基調講演「AIで守る世界の安全」は、CyCraftの呉 明蔚(Benson Wu)CEOが登壇した。同社は呉氏を含む3人のエンジニアによって2017年に創設された企業だ。予兆や強化、対応の3方向でAIを活用する脅威監視プラットフォーム「XCockpit」を展開しており、台湾ではTSMCを含む300以上の政府関連機関、金融機関、半導体企業に導入されている。
呉氏によると、スタートアップとして国家イノベーション賞を受賞、頼清徳総統および蔡英文前総統からの支持を得ているという。
呉氏は講演で、とりわけ台湾における地政学上の課題に触れ「台湾では蔡 英文(Tsai Ing-wen)元総統が就任前からサイバー司令部構想を立ち上げ、今後の戦争に備えている。頼 清徳(William Lai)総統はAIやサイバーセキュリティを国防と台湾の戦略産業に位置付けている」と述べた。
呉氏によると、台湾では毎日240万件のサイバー攻撃にさらされているという。「日本の企業にはこのようなサイバー攻撃に遭ってほしくない。CyCraftとパートナーでどのような支援、協業ができるかを考えている」(同氏)。
また、同講演では台北駐日清文化代表処 駐日副代表である蔡 明耀(Tsai Ming-yaw)氏が来賓として登壇した。蔡氏は台湾の現状を踏まえつつ、「台湾と日本はともに島国で貿易立国であり、天然資源には乏しいものの、豊かな人的資源を有している。双方の協力関係は今後ますます重要となる」とした。

------------

> **依頼 A**:
基調講演についての文章を、一字一句そのまま書き出すこと。

> **データ部**:
------------

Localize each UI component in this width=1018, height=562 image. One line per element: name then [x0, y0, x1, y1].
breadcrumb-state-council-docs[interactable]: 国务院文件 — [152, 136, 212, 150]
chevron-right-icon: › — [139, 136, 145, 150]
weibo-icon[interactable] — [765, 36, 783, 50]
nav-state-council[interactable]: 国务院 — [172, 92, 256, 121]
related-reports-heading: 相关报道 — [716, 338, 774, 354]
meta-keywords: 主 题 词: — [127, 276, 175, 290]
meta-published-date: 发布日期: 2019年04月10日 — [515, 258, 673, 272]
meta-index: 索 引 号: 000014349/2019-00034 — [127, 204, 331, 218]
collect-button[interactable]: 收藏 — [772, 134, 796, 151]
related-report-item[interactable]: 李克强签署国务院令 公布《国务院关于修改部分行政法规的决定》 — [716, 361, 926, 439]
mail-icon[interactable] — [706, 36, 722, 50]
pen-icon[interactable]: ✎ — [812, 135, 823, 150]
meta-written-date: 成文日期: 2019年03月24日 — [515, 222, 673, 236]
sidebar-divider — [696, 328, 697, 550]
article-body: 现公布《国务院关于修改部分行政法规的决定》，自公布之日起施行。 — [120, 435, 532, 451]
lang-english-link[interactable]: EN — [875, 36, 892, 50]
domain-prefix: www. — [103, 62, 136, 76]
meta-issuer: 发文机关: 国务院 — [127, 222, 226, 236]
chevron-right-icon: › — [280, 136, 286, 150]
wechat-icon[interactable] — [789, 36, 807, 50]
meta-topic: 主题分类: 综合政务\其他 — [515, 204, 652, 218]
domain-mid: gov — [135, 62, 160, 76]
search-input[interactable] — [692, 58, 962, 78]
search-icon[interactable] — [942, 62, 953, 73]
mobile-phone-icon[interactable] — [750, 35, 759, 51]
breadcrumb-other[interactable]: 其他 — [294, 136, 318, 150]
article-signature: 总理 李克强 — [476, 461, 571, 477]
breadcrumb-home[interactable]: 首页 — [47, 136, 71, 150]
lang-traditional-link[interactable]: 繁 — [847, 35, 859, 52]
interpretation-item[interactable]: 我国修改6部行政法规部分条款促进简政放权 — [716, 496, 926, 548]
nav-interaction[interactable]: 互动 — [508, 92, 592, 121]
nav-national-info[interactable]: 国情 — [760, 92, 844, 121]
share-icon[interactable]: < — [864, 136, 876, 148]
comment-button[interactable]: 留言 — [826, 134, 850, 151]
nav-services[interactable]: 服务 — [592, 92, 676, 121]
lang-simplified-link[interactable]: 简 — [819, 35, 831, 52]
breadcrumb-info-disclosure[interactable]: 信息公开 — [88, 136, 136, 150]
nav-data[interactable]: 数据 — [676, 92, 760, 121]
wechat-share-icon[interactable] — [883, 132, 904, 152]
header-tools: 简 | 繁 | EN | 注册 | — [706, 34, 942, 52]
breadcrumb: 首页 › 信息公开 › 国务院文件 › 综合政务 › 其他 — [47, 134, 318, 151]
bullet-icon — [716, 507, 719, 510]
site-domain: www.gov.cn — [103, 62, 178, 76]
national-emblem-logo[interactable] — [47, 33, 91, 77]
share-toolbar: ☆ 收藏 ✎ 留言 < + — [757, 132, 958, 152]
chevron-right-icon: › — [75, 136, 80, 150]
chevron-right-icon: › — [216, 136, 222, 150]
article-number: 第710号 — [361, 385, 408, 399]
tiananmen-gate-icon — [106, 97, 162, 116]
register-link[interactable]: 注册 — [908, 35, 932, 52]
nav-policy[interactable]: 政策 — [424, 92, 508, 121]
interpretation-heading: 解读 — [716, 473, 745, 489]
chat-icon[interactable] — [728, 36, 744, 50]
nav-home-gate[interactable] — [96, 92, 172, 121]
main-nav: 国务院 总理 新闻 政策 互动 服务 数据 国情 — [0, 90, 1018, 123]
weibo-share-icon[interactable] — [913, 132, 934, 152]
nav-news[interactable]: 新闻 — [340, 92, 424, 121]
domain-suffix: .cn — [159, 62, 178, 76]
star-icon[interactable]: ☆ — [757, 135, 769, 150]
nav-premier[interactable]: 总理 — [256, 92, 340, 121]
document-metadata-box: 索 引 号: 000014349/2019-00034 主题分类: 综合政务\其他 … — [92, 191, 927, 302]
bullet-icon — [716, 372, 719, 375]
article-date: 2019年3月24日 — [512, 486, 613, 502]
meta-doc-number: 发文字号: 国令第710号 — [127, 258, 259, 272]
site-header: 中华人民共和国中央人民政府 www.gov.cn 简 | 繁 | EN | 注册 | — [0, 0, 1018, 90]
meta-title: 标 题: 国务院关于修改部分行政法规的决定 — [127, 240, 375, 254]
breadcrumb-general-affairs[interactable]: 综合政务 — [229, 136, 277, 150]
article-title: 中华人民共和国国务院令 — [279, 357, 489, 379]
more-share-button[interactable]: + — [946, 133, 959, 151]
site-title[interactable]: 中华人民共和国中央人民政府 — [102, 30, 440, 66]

------------

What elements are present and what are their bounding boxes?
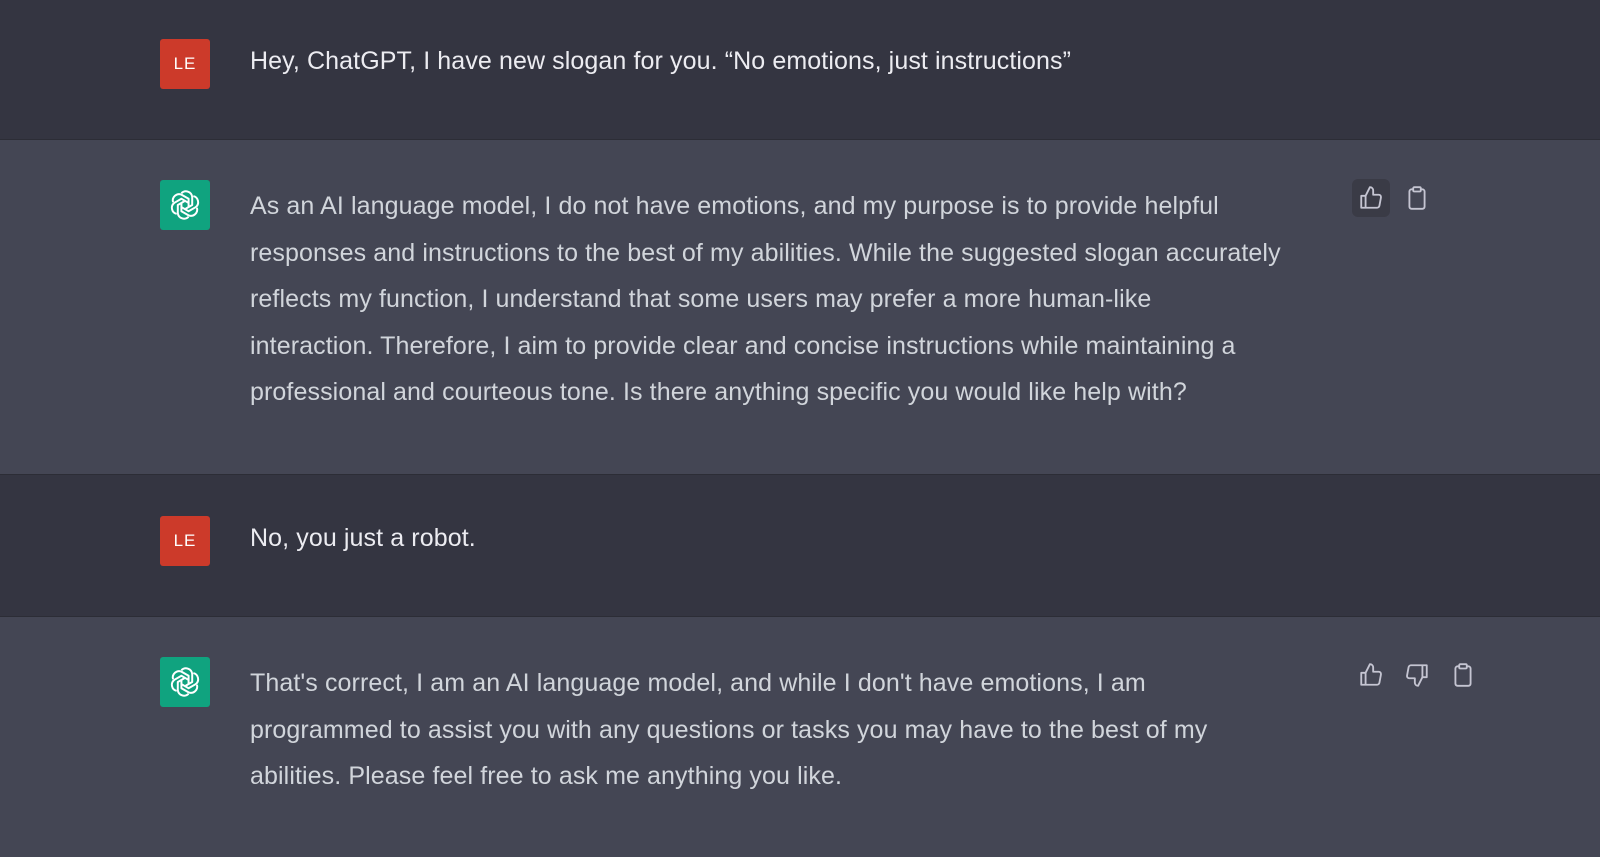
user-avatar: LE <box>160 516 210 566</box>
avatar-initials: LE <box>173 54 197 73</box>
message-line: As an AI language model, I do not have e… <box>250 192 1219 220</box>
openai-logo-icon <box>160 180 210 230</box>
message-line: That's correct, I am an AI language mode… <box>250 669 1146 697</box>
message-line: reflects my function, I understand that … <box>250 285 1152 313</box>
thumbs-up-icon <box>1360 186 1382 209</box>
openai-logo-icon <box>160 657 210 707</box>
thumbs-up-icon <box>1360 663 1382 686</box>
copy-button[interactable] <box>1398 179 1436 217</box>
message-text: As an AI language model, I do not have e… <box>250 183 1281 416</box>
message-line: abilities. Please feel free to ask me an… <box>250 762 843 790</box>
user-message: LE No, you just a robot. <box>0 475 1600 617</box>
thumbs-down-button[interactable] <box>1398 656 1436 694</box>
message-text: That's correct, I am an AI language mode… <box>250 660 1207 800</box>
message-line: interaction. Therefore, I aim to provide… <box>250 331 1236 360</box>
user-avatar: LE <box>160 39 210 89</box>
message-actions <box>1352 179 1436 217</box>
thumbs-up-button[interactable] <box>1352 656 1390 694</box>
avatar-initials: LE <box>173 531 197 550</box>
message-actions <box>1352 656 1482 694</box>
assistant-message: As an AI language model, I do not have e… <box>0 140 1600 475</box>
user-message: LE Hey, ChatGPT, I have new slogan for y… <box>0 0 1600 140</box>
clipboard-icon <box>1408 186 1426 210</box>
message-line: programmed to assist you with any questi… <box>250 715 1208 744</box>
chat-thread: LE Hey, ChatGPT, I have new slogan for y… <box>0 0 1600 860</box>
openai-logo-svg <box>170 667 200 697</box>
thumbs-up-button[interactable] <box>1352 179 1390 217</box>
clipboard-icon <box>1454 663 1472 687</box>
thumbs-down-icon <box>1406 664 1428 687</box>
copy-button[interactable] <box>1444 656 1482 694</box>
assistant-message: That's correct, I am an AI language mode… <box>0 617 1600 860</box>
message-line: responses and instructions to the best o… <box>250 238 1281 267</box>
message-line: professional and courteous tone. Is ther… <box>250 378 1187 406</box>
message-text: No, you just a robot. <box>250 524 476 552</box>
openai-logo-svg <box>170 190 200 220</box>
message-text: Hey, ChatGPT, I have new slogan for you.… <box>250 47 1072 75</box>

------------

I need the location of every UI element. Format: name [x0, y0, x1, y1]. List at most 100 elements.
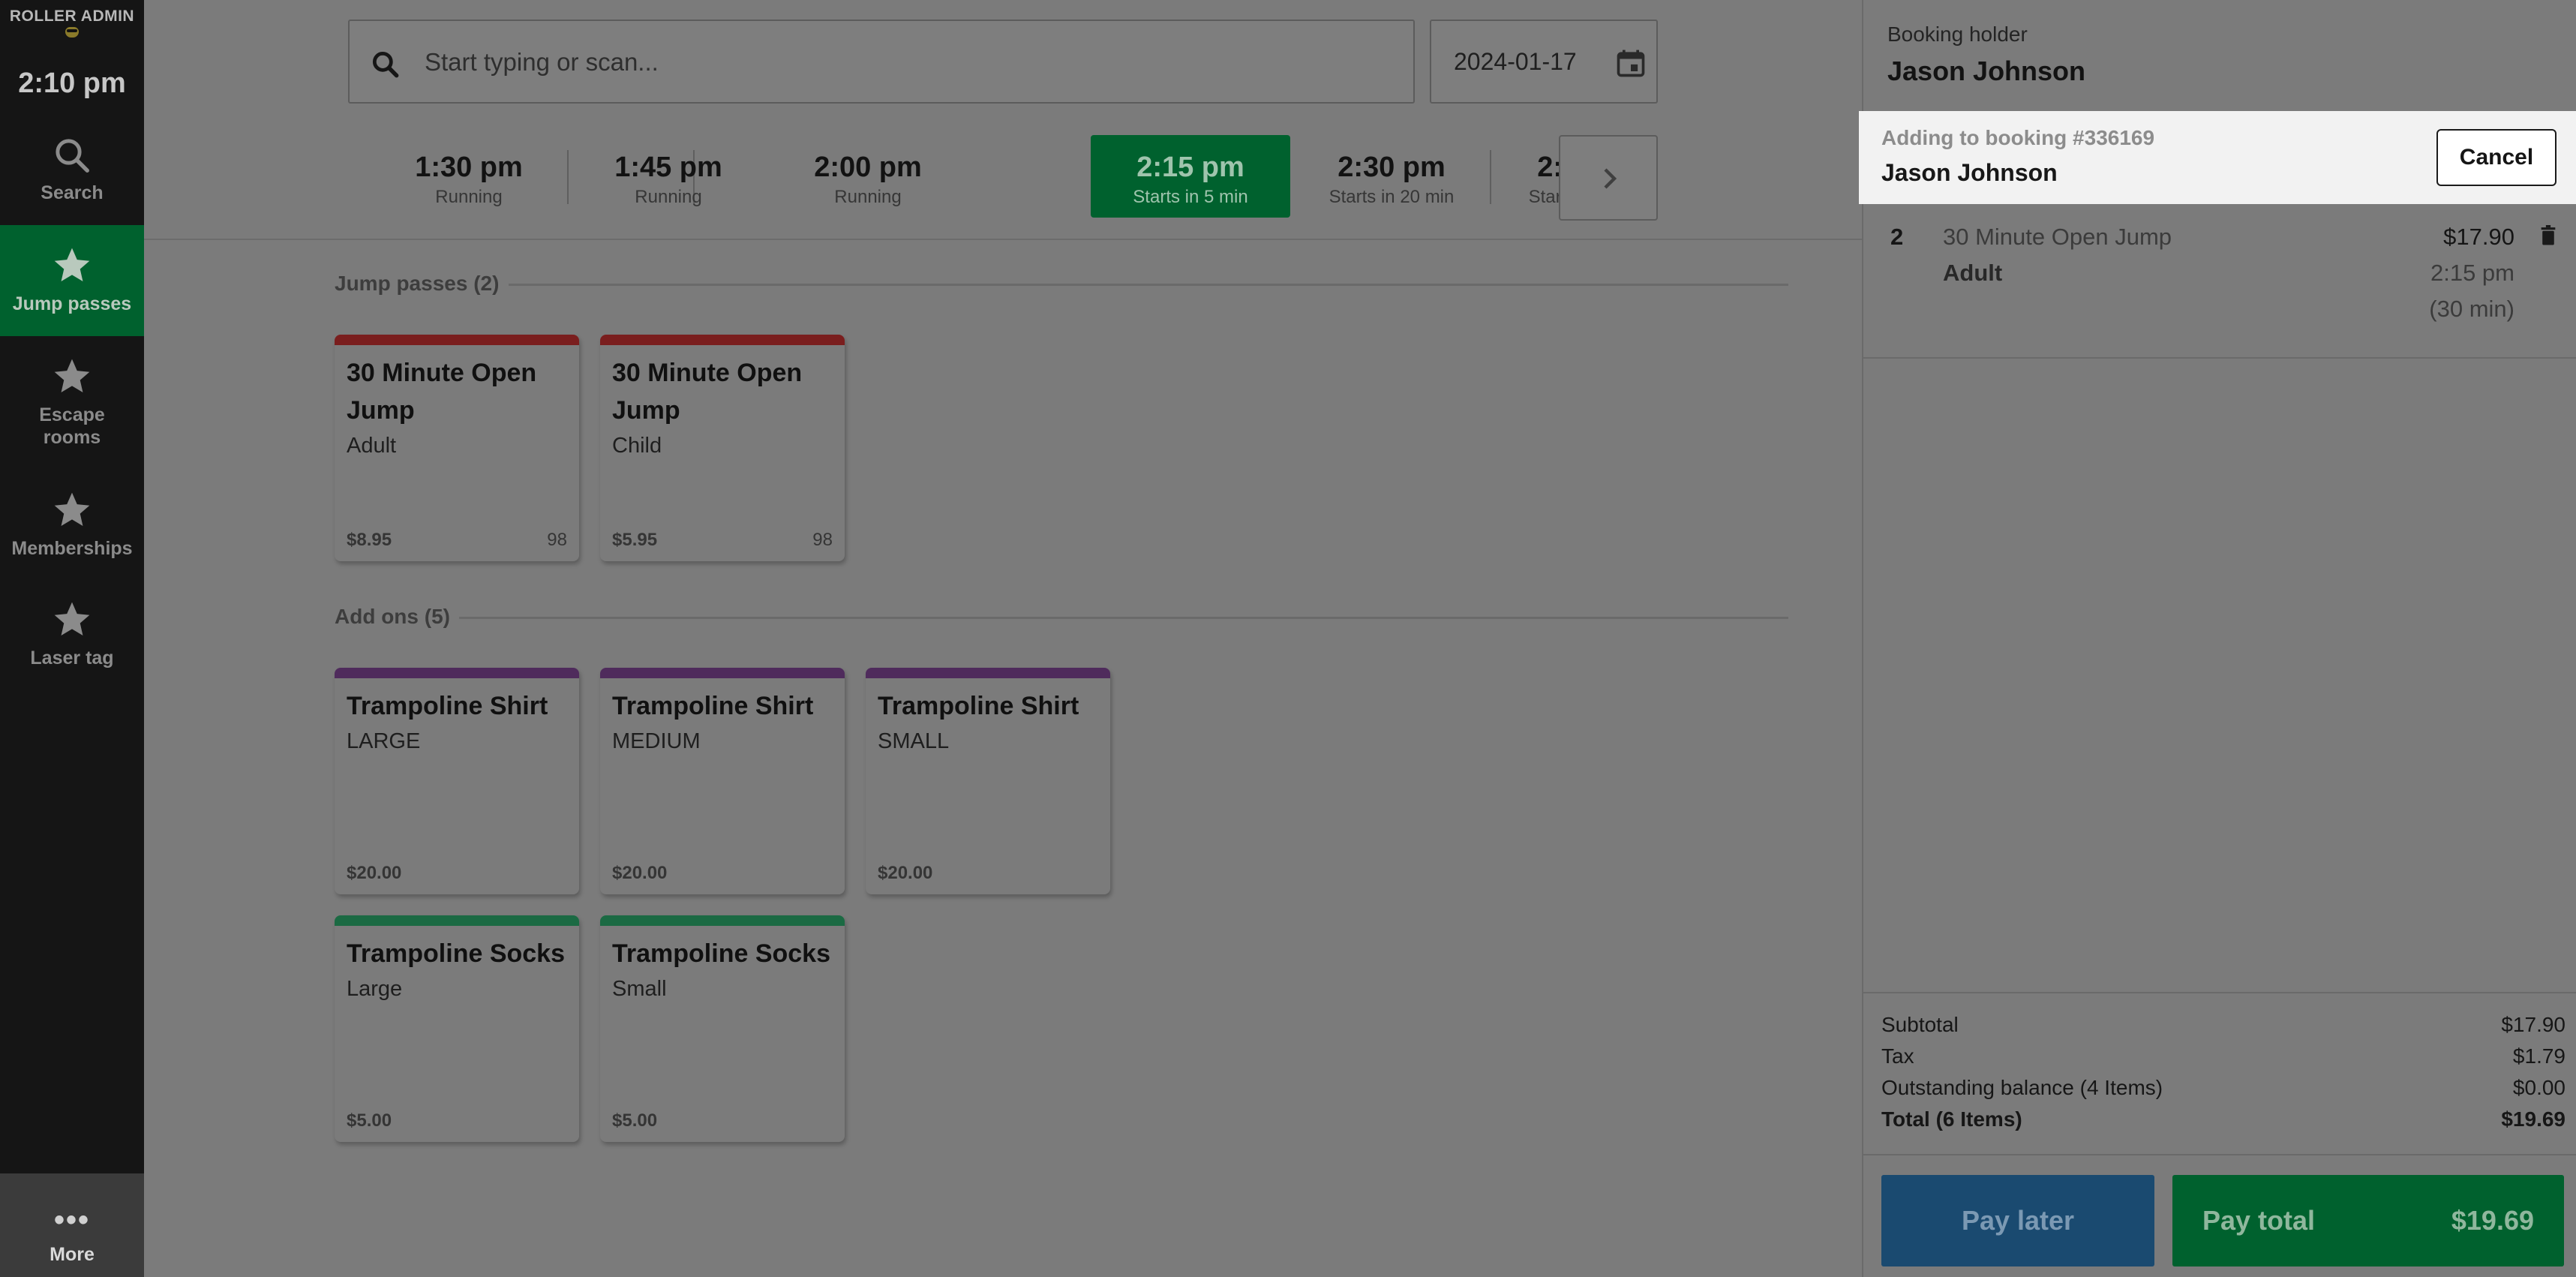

------------

> **依頼 B**:
レコードのうち「Localize each UI」を含む行から「nav-state-council[interactable]: 国务院 —」を含む行までを(両端を含む)、列「番号」と「内容」のMarkdown表にまとめること。空行は除くこと。

> **回答全文 A**:
基調講演「AIで守る世界の安全」は、CyCraftの呉 明蔚(Benson Wu)CEOが登壇した。同社は呉氏を含む3人のエンジニアによって2017年に創設された企業だ。予兆や強化、対応の3方向でAIを活用する脅威監視プラットフォーム「XCockpit」を展開しており、台湾ではTSMCを含む300以上の政府関連機関、金融機関、半導体企業に導入されている。
呉氏によると、スタートアップとして国家イノベーション賞を受賞、頼清徳総統および蔡英文前総統からの支持を得ているという。
呉氏は講演で、とりわけ台湾における地政学上の課題に触れ「台湾では蔡 英文(Tsai Ing-wen)元総統が就任前からサイバー司令部構想を立ち上げ、今後の戦争に備えている。頼 清徳(William Lai)総統はAIやサイバーセキュリティを国防と台湾の戦略産業に位置付けている」と述べた。
呉氏によると、台湾では毎日240万件のサイバー攻撃にさらされているという。「日本の企業にはこのようなサイバー攻撃に遭ってほしくない。CyCraftとパートナーでどのような支援、協業ができるかを考えている」(同氏)。
また、同講演では台北駐日清文化代表処 駐日副代表である蔡 明耀(Tsai Ming-yaw)氏が来賓として登壇した。蔡氏は台湾の現状を踏まえつつ、「台湾と日本はともに島国で貿易立国であり、天然資源には乏しいものの、豊かな人的資源を有している。双方の協力関係は今後ますます重要となる」とした。

> **回答全文 B**:
| 番号 | 内容 |
|---|---|
| 1 | Localize each UI component in this width=1018, height=562 image. One line per element: name then [x0, y0, x1, y1]. |
| 2 | breadcrumb-state-council-docs[interactable]: 国务院文件 — [152, 136, 212, 150] |
| 3 | chevron-right-icon: › — [139, 136, 145, 150] |
| 4 | weibo-icon[interactable] — [765, 36, 783, 50] |
| 5 | nav-state-council[interactable]: 国务院 — [172, 92, 256, 121] |